• Short task
Pick out and copy each line of the records below that contains the string "VARIABLES". Case counts.

• Supplied information
------------------------------------------------------------

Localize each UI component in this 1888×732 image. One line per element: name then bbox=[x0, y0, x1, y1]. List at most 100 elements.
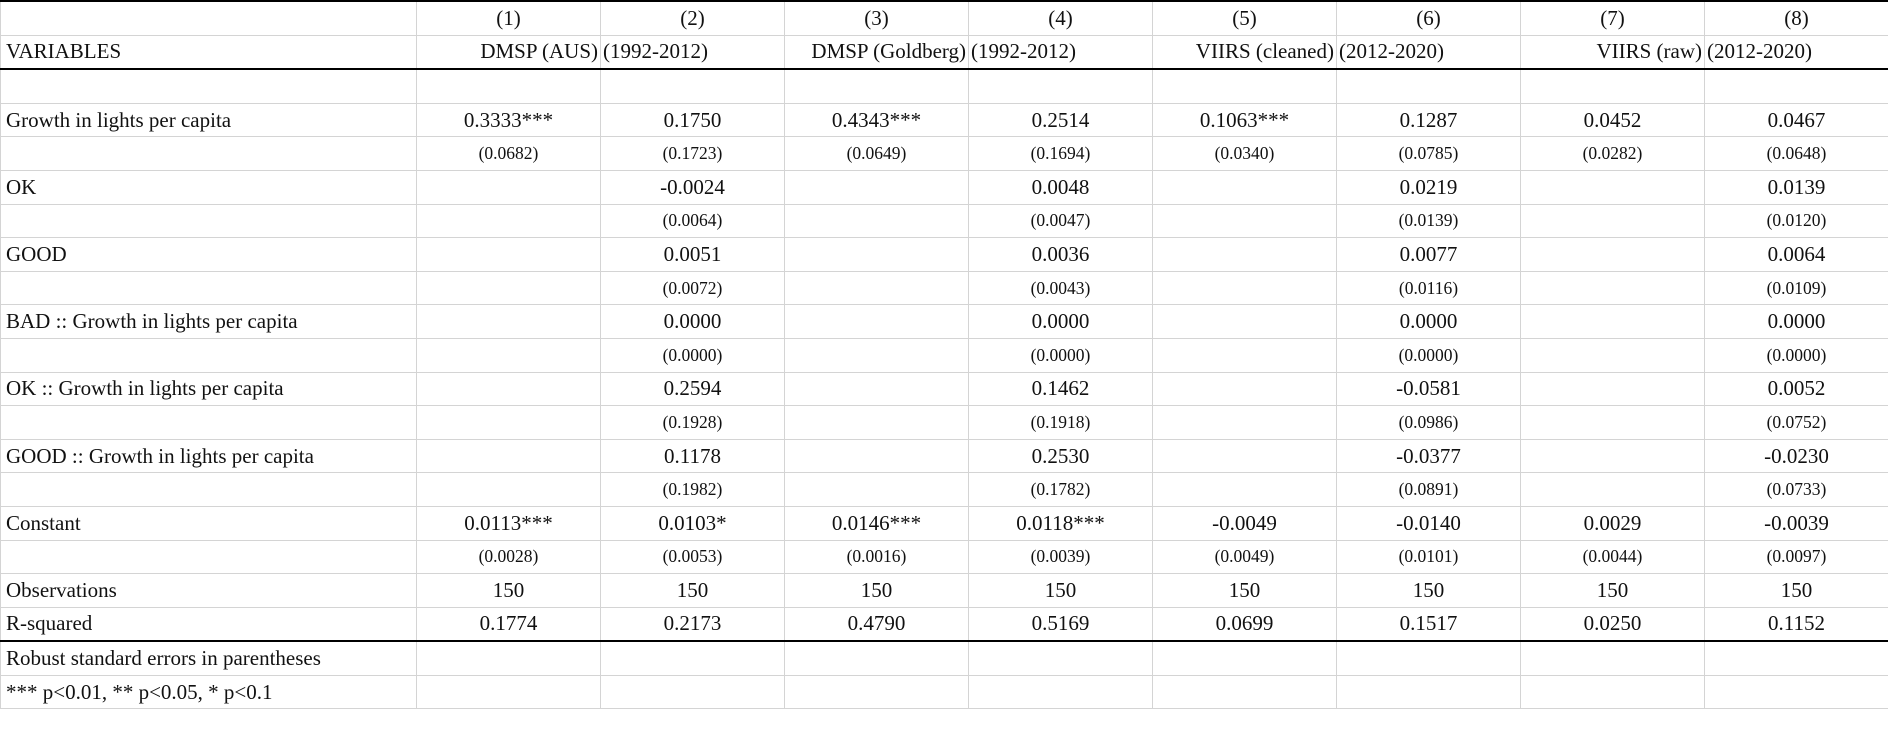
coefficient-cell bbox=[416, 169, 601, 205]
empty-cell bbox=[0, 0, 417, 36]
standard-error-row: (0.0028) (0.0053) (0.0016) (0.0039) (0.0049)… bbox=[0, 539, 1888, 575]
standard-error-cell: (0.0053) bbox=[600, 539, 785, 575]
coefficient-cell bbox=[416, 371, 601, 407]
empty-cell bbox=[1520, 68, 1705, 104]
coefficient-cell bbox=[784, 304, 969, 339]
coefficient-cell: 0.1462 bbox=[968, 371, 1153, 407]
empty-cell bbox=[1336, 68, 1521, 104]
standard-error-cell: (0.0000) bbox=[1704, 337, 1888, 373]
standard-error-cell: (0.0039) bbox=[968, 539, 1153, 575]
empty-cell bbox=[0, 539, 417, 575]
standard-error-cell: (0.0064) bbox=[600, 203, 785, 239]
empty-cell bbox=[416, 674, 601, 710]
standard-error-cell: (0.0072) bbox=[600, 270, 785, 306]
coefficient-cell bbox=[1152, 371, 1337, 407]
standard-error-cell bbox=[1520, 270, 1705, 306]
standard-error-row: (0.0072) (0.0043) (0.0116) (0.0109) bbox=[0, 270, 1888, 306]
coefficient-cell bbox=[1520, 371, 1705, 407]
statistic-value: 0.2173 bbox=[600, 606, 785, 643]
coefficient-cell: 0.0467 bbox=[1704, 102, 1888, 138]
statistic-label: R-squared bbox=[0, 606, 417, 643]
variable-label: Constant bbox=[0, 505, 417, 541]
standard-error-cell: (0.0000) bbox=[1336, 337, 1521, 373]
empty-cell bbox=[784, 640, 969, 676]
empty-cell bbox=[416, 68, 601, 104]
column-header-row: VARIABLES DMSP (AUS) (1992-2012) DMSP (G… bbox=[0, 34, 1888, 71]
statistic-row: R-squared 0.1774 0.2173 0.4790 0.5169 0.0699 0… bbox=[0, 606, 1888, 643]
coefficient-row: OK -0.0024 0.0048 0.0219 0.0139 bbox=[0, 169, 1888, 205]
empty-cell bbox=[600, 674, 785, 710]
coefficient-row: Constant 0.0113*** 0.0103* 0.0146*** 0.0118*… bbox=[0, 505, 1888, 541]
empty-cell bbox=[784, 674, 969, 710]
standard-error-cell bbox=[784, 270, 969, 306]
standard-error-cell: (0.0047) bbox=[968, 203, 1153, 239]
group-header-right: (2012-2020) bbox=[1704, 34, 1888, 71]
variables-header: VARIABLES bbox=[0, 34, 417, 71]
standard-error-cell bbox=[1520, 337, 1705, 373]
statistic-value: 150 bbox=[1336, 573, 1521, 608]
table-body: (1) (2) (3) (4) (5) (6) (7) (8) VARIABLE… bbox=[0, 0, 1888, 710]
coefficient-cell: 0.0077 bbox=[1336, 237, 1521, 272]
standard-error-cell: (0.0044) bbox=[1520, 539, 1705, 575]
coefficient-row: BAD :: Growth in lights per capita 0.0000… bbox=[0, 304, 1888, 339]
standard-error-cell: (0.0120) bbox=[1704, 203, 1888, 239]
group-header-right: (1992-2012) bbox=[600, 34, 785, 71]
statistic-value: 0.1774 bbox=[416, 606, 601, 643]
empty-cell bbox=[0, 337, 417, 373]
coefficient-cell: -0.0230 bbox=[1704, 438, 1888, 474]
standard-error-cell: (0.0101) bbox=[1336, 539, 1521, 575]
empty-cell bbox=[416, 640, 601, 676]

------------------------------------------------------------

• Result
column-header-row: VARIABLES DMSP (AUS) (1992-2012) DMSP (G… bbox=[0, 34, 1888, 71]
variables-header: VARIABLES bbox=[0, 34, 417, 71]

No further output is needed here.